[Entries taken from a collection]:
######

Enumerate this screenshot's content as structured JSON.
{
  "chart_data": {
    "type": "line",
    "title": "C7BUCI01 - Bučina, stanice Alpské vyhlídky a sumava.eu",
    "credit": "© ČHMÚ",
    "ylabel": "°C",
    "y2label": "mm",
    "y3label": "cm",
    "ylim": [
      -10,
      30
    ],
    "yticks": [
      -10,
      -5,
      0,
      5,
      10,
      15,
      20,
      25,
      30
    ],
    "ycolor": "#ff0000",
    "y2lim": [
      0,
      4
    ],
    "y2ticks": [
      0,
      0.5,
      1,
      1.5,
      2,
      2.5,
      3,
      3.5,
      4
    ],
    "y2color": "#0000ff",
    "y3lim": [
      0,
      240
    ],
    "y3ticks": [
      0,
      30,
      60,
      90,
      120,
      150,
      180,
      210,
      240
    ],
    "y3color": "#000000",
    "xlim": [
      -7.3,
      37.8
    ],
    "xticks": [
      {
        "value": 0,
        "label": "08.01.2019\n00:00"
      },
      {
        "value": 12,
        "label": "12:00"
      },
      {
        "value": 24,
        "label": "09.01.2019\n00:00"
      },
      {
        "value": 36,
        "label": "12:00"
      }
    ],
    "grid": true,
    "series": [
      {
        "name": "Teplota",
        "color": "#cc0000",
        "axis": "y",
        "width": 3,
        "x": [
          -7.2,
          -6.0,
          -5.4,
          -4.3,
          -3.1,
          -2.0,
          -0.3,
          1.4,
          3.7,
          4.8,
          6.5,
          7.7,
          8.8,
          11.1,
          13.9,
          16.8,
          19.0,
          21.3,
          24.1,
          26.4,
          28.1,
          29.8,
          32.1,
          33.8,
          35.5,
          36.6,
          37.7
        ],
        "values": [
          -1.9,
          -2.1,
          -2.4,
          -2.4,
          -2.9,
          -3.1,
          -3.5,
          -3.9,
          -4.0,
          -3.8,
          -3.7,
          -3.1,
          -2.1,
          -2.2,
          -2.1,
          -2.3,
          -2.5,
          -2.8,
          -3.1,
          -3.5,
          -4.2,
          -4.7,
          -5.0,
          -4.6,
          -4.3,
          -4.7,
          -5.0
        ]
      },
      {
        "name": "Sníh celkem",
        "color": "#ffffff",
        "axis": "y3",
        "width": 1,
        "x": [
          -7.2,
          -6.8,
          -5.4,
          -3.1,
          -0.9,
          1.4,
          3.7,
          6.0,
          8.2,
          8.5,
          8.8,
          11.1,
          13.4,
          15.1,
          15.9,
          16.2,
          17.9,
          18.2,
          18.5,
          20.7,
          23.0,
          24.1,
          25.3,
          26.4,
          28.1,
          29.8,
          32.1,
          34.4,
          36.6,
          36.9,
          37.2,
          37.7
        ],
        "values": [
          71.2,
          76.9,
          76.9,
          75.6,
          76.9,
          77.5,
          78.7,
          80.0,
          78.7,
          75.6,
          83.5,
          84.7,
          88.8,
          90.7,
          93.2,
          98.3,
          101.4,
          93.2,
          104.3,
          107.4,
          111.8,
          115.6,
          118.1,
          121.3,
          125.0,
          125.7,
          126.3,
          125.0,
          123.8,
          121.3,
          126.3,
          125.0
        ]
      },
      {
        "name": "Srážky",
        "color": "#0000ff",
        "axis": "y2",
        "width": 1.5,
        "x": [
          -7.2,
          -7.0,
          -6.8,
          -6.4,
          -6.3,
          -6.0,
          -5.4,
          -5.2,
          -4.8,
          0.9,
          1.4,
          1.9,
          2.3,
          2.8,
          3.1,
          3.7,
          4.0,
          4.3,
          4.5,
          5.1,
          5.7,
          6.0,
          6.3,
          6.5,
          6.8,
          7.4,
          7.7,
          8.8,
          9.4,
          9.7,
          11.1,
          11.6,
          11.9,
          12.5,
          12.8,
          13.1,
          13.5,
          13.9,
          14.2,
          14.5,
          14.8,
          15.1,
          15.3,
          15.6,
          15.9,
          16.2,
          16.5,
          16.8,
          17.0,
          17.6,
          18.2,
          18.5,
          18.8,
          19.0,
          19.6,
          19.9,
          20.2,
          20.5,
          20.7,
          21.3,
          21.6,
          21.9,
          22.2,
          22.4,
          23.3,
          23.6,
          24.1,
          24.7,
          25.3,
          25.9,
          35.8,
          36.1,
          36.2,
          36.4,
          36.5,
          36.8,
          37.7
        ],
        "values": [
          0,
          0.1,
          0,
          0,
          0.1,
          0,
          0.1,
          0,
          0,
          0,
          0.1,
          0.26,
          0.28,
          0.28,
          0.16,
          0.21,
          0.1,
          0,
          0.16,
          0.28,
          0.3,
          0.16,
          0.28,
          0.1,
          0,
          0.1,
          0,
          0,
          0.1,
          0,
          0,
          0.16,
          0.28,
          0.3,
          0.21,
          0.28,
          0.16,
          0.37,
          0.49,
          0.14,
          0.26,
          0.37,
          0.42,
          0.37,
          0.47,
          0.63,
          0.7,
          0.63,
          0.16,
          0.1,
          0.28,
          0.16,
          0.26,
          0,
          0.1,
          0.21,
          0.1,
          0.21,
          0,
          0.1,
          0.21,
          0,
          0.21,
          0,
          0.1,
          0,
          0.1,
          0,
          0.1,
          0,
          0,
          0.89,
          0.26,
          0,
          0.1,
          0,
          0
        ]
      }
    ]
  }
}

######

What is the number of lines in this material that hold the string "name"? Answer with that number only.

3